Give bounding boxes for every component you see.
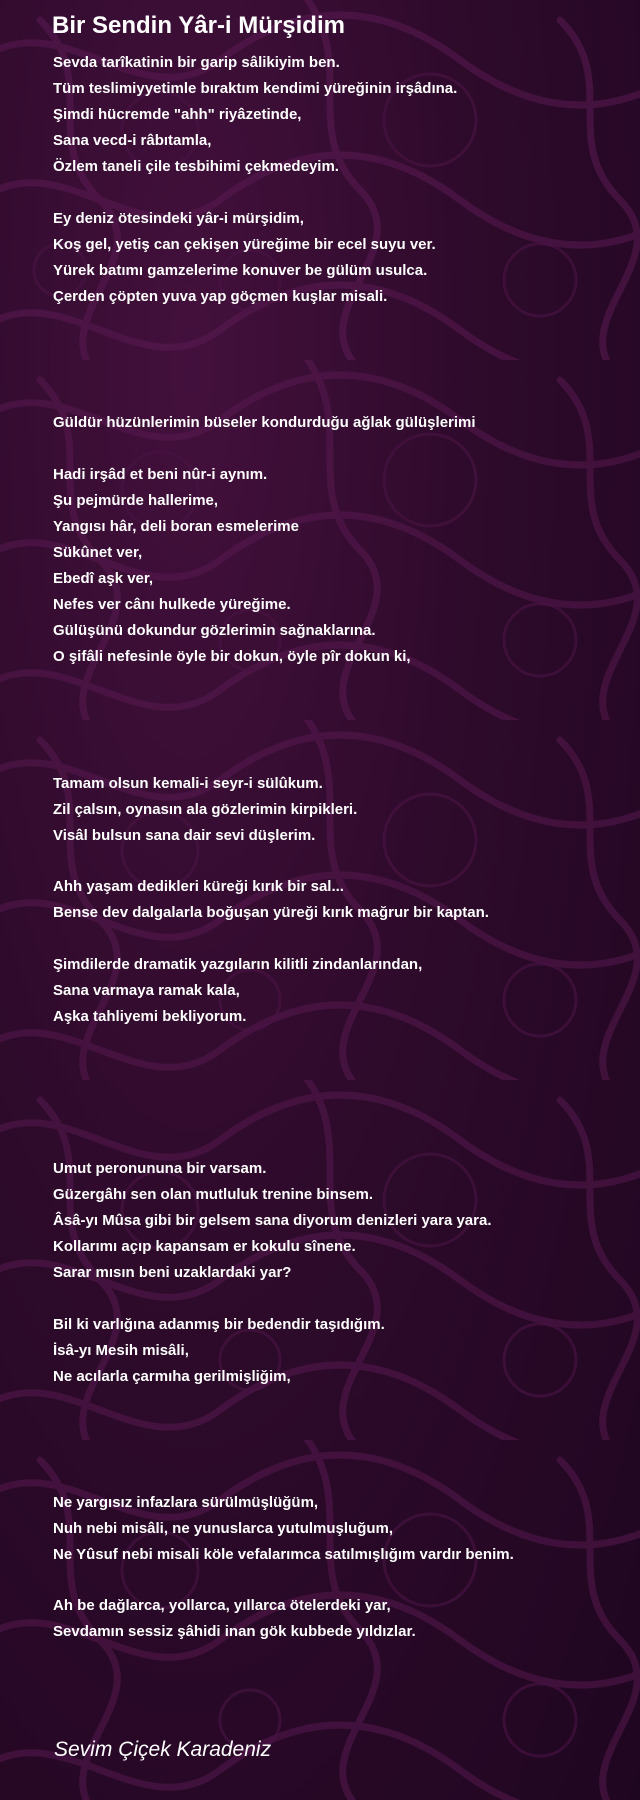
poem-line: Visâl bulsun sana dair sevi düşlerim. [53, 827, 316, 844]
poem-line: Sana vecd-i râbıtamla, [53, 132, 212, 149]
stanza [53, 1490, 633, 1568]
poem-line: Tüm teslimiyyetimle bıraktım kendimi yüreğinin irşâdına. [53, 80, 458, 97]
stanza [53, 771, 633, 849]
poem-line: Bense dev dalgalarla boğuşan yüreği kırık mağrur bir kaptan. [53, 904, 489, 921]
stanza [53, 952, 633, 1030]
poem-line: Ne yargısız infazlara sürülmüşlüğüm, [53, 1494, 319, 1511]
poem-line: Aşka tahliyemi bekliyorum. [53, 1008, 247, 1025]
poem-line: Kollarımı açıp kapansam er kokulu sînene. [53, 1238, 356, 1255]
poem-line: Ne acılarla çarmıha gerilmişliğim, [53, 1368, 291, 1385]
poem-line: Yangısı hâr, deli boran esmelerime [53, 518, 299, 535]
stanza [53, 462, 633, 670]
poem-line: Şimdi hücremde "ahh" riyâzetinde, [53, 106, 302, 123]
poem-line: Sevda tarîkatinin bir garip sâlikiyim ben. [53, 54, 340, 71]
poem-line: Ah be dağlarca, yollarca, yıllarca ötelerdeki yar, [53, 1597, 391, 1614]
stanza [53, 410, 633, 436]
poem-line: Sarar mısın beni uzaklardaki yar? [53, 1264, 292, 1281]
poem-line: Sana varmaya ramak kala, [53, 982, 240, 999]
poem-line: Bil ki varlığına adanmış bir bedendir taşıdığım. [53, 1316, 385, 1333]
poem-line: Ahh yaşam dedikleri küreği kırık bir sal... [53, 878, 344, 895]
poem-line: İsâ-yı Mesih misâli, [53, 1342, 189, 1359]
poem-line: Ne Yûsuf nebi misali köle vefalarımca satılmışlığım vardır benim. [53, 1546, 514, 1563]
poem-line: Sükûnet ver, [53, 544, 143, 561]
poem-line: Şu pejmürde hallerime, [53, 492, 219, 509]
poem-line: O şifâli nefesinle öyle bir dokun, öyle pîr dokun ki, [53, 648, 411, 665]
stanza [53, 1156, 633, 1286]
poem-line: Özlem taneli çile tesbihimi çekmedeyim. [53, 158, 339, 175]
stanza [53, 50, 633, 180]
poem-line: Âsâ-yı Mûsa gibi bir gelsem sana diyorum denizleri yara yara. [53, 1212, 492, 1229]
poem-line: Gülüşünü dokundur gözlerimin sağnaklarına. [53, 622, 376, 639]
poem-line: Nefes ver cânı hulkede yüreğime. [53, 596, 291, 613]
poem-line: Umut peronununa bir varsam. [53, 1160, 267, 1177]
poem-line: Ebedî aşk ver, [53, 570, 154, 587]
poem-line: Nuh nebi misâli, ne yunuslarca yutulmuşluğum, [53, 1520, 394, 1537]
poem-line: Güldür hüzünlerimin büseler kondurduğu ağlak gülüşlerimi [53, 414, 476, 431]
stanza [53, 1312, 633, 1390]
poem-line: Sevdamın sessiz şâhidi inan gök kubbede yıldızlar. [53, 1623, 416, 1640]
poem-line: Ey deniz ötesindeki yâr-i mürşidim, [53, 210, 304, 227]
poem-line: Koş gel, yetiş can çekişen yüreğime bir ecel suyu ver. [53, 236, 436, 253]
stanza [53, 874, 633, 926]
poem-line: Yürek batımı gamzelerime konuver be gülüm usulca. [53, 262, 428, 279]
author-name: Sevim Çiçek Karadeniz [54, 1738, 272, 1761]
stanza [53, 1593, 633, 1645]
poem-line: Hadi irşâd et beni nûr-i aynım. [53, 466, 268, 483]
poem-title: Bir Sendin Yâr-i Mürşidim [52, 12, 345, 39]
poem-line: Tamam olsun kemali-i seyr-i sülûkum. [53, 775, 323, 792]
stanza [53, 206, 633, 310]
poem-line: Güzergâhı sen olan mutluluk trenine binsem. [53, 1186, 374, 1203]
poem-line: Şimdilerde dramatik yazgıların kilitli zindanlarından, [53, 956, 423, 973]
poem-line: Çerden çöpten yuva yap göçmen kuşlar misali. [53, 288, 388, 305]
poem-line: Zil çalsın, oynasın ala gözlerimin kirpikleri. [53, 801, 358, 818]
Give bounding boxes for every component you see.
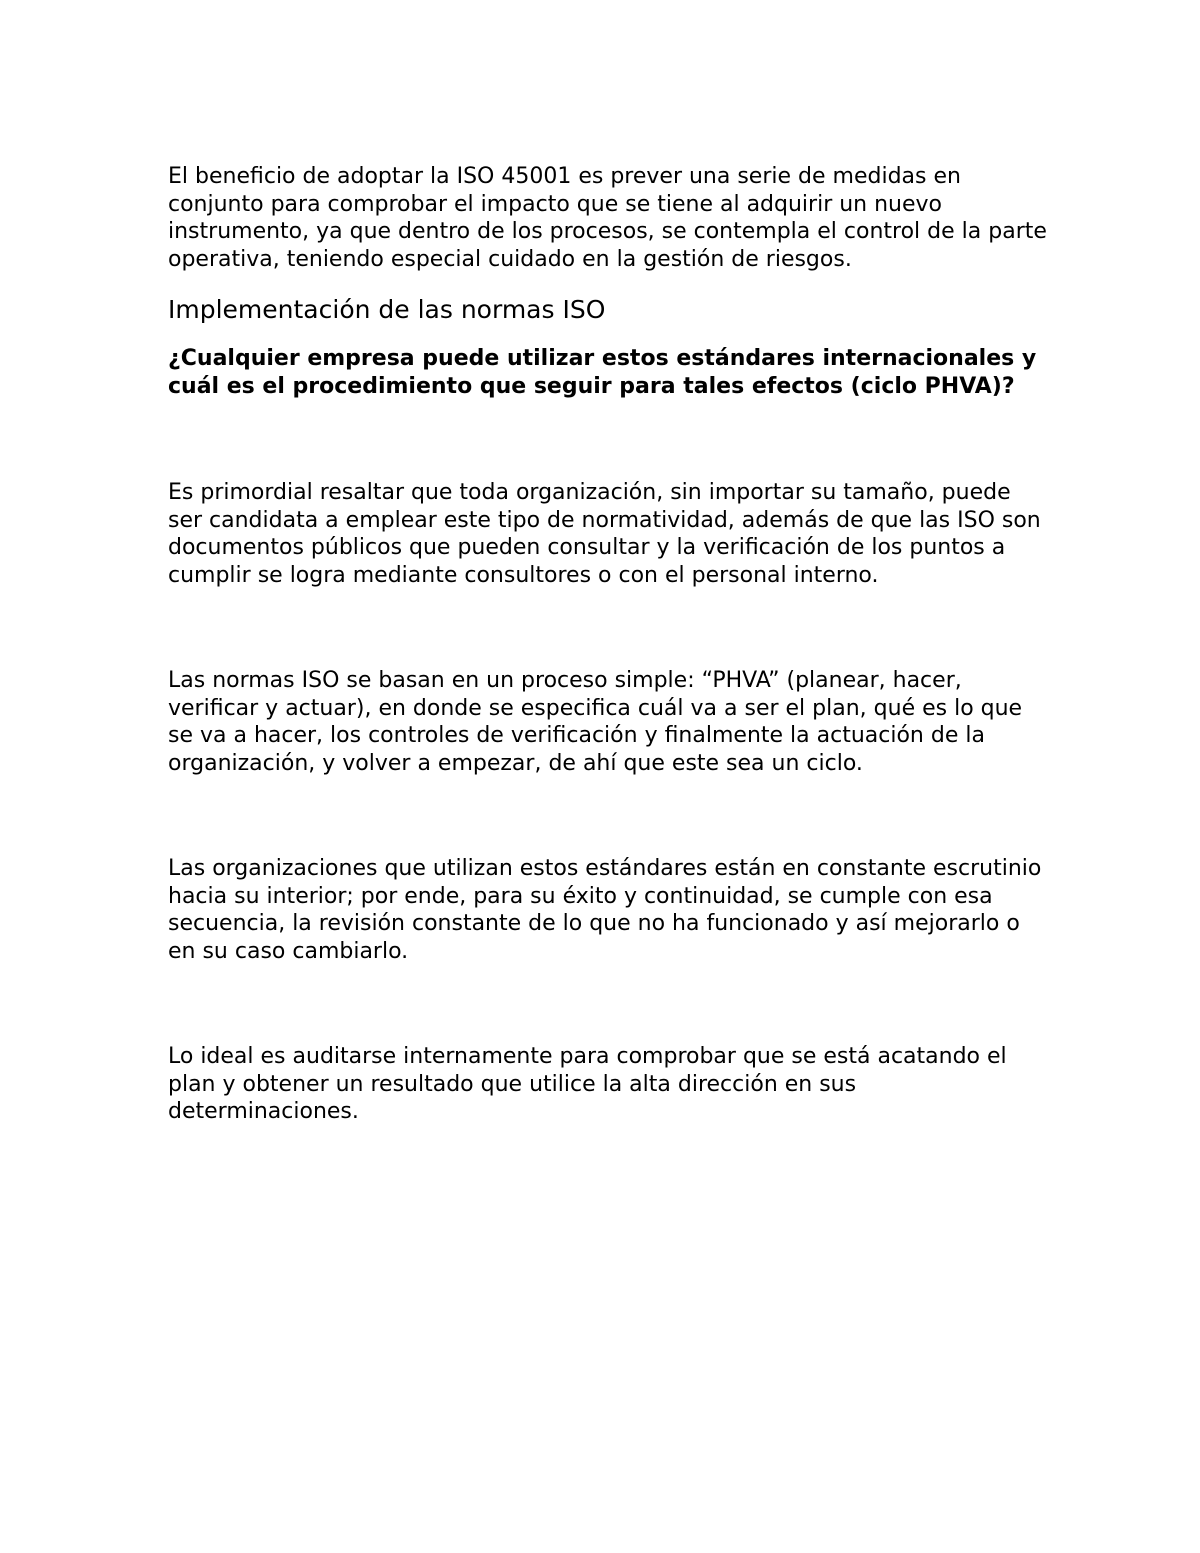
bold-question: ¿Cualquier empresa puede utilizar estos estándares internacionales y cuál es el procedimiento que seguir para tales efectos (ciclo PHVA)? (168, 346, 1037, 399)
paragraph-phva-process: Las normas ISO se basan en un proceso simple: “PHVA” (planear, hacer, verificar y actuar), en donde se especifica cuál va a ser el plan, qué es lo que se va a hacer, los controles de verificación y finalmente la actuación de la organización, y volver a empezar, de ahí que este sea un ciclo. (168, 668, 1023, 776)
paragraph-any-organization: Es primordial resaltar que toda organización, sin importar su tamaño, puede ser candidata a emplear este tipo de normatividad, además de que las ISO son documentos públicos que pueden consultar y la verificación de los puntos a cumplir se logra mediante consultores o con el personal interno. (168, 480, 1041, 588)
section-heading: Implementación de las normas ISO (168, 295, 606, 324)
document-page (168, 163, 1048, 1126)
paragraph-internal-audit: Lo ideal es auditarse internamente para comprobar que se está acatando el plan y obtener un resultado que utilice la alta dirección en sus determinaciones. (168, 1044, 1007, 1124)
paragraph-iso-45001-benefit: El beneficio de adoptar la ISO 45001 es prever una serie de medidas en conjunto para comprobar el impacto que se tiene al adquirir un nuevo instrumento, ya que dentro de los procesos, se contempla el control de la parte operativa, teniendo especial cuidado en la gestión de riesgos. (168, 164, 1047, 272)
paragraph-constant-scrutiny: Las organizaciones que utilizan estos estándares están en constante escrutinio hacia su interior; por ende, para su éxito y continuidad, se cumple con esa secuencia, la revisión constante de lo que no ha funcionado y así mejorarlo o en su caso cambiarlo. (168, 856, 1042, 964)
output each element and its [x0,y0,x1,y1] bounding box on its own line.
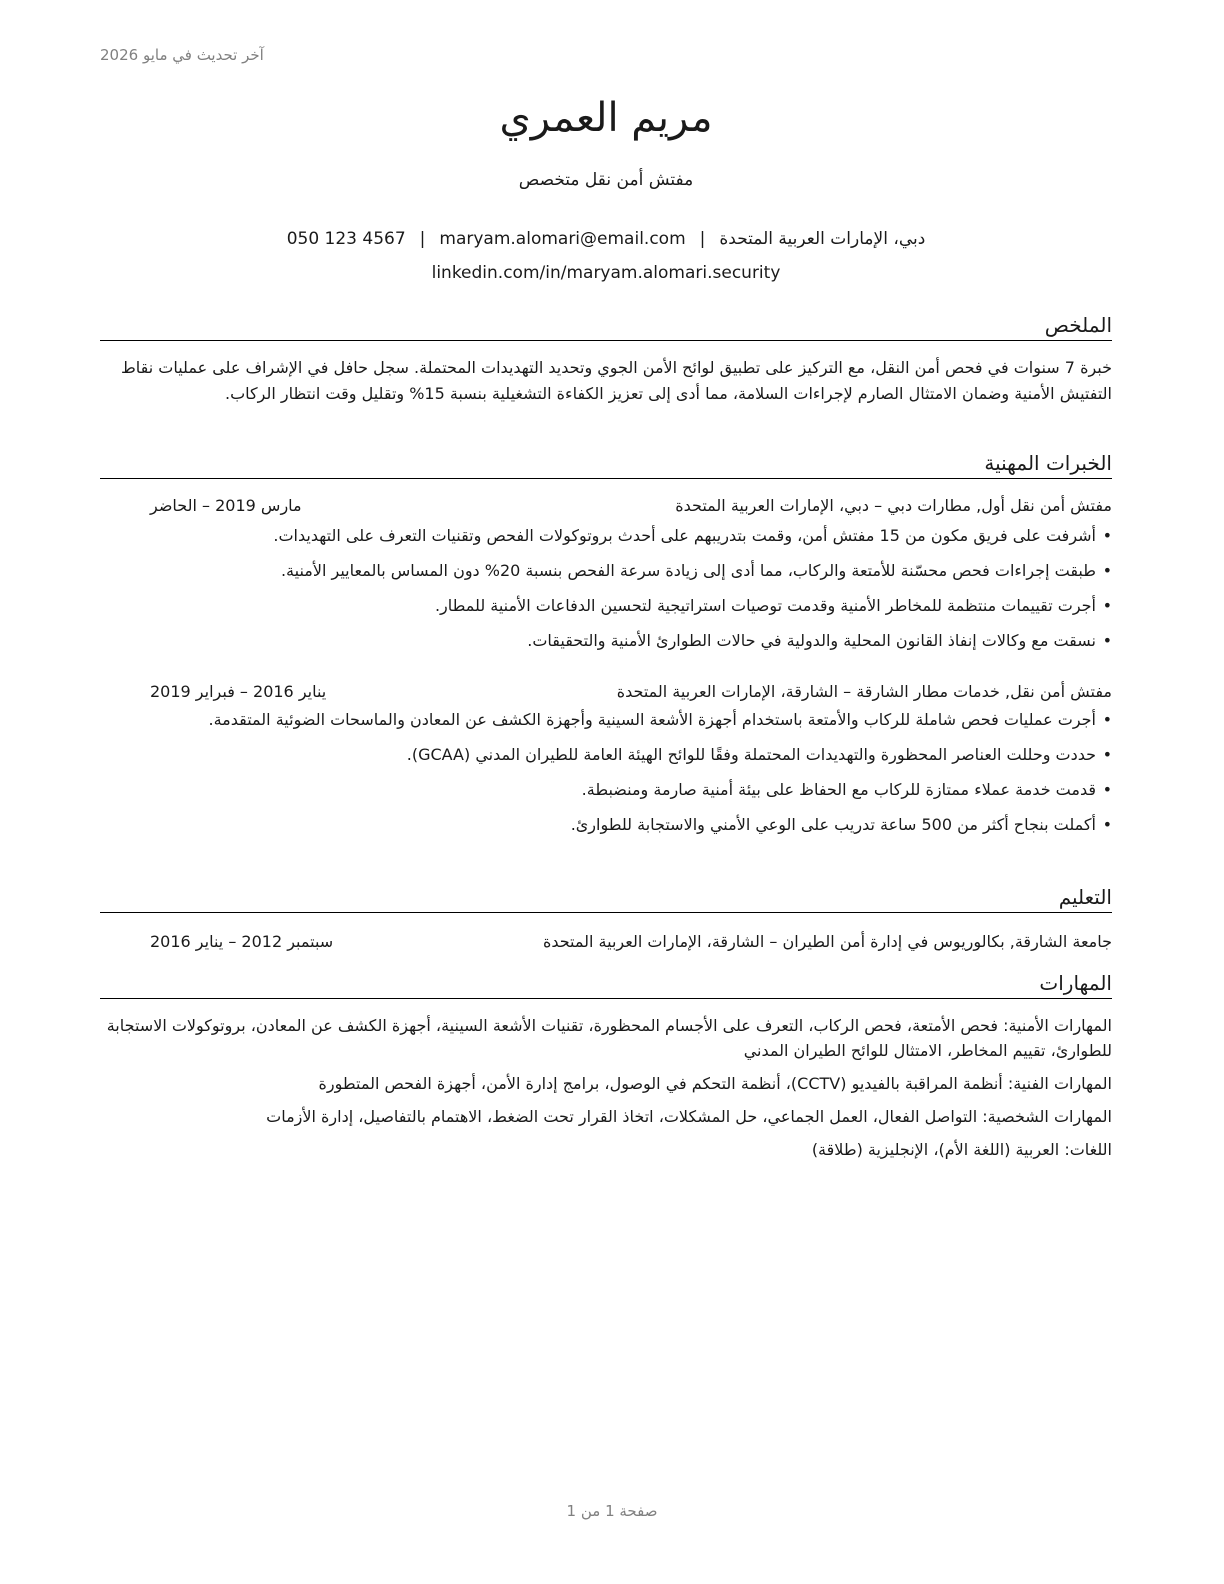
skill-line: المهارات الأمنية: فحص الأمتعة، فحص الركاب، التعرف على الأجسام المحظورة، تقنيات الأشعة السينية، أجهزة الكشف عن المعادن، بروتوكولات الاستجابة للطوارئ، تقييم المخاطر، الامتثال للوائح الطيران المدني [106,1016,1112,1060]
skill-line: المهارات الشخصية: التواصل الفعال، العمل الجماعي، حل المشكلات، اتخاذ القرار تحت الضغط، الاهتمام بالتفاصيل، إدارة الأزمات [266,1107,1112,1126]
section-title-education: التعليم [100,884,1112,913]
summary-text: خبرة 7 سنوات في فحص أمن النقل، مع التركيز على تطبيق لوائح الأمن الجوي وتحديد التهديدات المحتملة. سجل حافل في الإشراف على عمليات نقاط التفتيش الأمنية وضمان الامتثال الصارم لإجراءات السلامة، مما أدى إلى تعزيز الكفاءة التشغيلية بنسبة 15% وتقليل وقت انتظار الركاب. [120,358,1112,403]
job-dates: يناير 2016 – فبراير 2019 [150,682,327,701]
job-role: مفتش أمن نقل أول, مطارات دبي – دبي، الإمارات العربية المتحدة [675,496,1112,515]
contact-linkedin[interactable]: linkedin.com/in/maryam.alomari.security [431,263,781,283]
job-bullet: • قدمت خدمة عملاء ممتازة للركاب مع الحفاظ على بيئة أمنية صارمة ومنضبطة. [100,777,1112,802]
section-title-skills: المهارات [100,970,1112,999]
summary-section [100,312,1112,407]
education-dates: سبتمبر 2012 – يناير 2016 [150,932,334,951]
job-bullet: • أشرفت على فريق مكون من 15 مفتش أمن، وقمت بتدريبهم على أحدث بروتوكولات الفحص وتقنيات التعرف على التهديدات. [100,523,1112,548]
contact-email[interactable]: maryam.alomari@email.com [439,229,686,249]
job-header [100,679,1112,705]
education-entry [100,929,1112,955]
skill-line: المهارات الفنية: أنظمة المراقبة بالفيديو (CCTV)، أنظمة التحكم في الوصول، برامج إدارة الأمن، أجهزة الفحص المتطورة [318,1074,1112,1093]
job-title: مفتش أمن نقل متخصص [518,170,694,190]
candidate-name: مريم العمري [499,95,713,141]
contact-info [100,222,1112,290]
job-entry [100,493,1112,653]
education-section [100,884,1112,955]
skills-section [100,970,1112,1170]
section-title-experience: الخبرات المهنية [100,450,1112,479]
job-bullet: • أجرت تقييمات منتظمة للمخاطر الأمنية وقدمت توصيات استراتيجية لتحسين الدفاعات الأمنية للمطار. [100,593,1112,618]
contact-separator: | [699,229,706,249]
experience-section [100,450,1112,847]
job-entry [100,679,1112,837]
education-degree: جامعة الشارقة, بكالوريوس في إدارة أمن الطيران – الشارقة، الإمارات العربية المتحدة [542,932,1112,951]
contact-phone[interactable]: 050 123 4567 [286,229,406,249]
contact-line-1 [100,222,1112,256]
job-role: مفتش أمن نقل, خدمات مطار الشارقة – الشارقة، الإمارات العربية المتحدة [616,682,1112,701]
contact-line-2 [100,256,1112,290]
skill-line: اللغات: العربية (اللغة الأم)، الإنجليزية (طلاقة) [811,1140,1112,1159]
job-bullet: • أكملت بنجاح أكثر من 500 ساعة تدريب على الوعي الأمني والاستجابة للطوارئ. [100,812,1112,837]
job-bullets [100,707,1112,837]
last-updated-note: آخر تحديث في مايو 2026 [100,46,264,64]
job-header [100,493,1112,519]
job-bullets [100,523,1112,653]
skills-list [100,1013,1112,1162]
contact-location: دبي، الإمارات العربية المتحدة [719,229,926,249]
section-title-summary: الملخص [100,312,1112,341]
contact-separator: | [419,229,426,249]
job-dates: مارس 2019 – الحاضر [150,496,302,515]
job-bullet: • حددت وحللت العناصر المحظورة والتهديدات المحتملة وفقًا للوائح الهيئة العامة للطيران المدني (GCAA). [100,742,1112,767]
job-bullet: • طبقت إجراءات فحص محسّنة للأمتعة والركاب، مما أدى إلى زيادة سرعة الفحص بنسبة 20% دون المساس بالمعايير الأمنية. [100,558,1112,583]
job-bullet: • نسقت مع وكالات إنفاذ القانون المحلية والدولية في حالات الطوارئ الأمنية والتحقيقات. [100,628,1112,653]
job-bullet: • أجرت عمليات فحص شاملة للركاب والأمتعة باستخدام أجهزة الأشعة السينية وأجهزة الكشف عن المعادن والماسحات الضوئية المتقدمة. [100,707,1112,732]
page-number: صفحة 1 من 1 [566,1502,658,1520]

- - - -

■ **WORK INSTRUCTIONS**
Recast the lines above as a numbered list, starting at the line containing "bold-question: ¿Cualquier empresa" and ending at the line containing "paragraph-iso-45001-benefit: El beneficio", both included. Leave out any blank lines.

■ **SOLUTION TO THE PROBLEM**
1. bold-question: ¿Cualquier empresa puede utilizar estos estándares internacionales y cuál es el procedimiento que seguir para tales efectos (ciclo PHVA)? (168, 346, 1037, 399)
2. paragraph-phva-process: Las normas ISO se basan en un proceso simple: “PHVA” (planear, hacer, verificar y actuar), en donde se especifica cuál va a ser el plan, qué es lo que se va a hacer, los controles de verificación y finalmente la actuación de la organización, y volver a empezar, de ahí que este sea un ciclo. (168, 668, 1023, 776)
3. paragraph-any-organization: Es primordial resaltar que toda organización, sin importar su tamaño, puede ser candidata a emplear este tipo de normatividad, además de que las ISO son documentos públicos que pueden consultar y la verificación de los puntos a cumplir se logra mediante consultores o con el personal interno. (168, 480, 1041, 588)
4. section-heading: Implementación de las normas ISO (168, 295, 606, 324)
5. document-page (168, 163, 1048, 1126)
6. paragraph-internal-audit: Lo ideal es auditarse internamente para comprobar que se está acatando el plan y obtener un resultado que utilice la alta dirección en sus determinaciones. (168, 1044, 1007, 1124)
7. paragraph-iso-45001-benefit: El beneficio de adoptar la ISO 45001 es prever una serie de medidas en conjunto para comprobar el impacto que se tiene al adquirir un nuevo instrumento, ya que dentro de los procesos, se contempla el control de la parte operativa, teniendo especial cuidado en la gestión de riesgos. (168, 164, 1047, 272)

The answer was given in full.